Data entries for graphics

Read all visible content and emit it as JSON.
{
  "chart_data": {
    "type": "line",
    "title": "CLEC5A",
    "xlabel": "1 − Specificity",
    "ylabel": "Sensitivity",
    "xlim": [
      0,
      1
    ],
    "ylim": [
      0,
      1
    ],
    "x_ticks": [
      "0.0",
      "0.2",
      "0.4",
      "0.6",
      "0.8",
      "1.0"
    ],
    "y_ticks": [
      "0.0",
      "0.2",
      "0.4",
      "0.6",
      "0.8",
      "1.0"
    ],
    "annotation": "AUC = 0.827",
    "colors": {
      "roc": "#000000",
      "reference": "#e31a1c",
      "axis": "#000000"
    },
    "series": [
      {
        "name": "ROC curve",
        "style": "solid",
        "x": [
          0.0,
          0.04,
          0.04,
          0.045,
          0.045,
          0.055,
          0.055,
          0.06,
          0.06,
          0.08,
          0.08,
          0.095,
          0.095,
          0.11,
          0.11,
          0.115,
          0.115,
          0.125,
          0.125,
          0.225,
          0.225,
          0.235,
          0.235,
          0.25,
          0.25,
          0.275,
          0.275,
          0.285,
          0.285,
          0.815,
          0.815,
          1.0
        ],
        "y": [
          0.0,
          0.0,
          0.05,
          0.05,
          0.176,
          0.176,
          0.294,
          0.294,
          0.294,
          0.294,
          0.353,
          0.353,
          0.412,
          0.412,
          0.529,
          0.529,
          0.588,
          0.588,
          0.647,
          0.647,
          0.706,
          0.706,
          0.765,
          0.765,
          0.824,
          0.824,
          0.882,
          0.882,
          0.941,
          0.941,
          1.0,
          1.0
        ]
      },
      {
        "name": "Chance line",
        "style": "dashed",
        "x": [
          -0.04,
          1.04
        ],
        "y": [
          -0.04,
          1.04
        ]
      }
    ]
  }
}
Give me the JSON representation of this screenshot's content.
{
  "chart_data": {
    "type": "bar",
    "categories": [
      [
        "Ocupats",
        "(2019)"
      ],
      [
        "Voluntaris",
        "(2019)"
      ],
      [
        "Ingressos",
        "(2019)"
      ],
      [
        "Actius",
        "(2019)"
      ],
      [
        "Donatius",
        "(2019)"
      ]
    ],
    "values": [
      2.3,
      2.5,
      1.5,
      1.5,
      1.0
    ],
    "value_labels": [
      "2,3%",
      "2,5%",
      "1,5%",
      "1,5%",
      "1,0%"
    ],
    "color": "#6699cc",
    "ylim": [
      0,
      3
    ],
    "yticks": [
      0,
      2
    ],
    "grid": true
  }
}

» **What the task requires**: Write out every entry exactly as given.

» **Response for this exercise**:
Read all visible content and emit it as JSON.
{
  "chart_data": {
    "type": "line",
    "title": "CLEC5A",
    "xlabel": "1 − Specificity",
    "ylabel": "Sensitivity",
    "xlim": [
      0,
      1
    ],
    "ylim": [
      0,
      1
    ],
    "x_ticks": [
      "0.0",
      "0.2",
      "0.4",
      "0.6",
      "0.8",
      "1.0"
    ],
    "y_ticks": [
      "0.0",
      "0.2",
      "0.4",
      "0.6",
      "0.8",
      "1.0"
    ],
    "annotation": "AUC = 0.827",
    "colors": {
      "roc": "#000000",
      "reference": "#e31a1c",
      "axis": "#000000"
    },
    "series": [
      {
        "name": "ROC curve",
        "style": "solid",
        "x": [
          0.0,
          0.04,
          0.04,
          0.045,
          0.045,
          0.055,
          0.055,
          0.06,
          0.06,
          0.08,
          0.08,
          0.095,
          0.095,
          0.11,
          0.11,
          0.115,
          0.115,
          0.125,
          0.125,
          0.225,
          0.225,
          0.235,
          0.235,
          0.25,
          0.25,
          0.275,
          0.275,
          0.285,
          0.285,
          0.815,
          0.815,
          1.0
        ],
        "y": [
          0.0,
          0.0,
          0.05,
          0.05,
          0.176,
          0.176,
          0.294,
          0.294,
          0.294,
          0.294,
          0.353,
          0.353,
          0.412,
          0.412,
          0.529,
          0.529,
          0.588,
          0.588,
          0.647,
          0.647,
          0.706,
          0.706,
          0.765,
          0.765,
          0.824,
          0.824,
          0.882,
          0.882,
          0.941,
          0.941,
          1.0,
          1.0
        ]
      },
      {
        "name": "Chance line",
        "style": "dashed",
        "x": [
          -0.04,
          1.04
        ],
        "y": [
          -0.04,
          1.04
        ]
      }
    ]
  }
}
Give me the JSON representation of this screenshot's content.
{
  "chart_data": {
    "type": "bar",
    "categories": [
      [
        "Ocupats",
        "(2019)"
      ],
      [
        "Voluntaris",
        "(2019)"
      ],
      [
        "Ingressos",
        "(2019)"
      ],
      [
        "Actius",
        "(2019)"
      ],
      [
        "Donatius",
        "(2019)"
      ]
    ],
    "values": [
      2.3,
      2.5,
      1.5,
      1.5,
      1.0
    ],
    "value_labels": [
      "2,3%",
      "2,5%",
      "1,5%",
      "1,5%",
      "1,0%"
    ],
    "color": "#6699cc",
    "ylim": [
      0,
      3
    ],
    "yticks": [
      0,
      2
    ],
    "grid": true
  }
}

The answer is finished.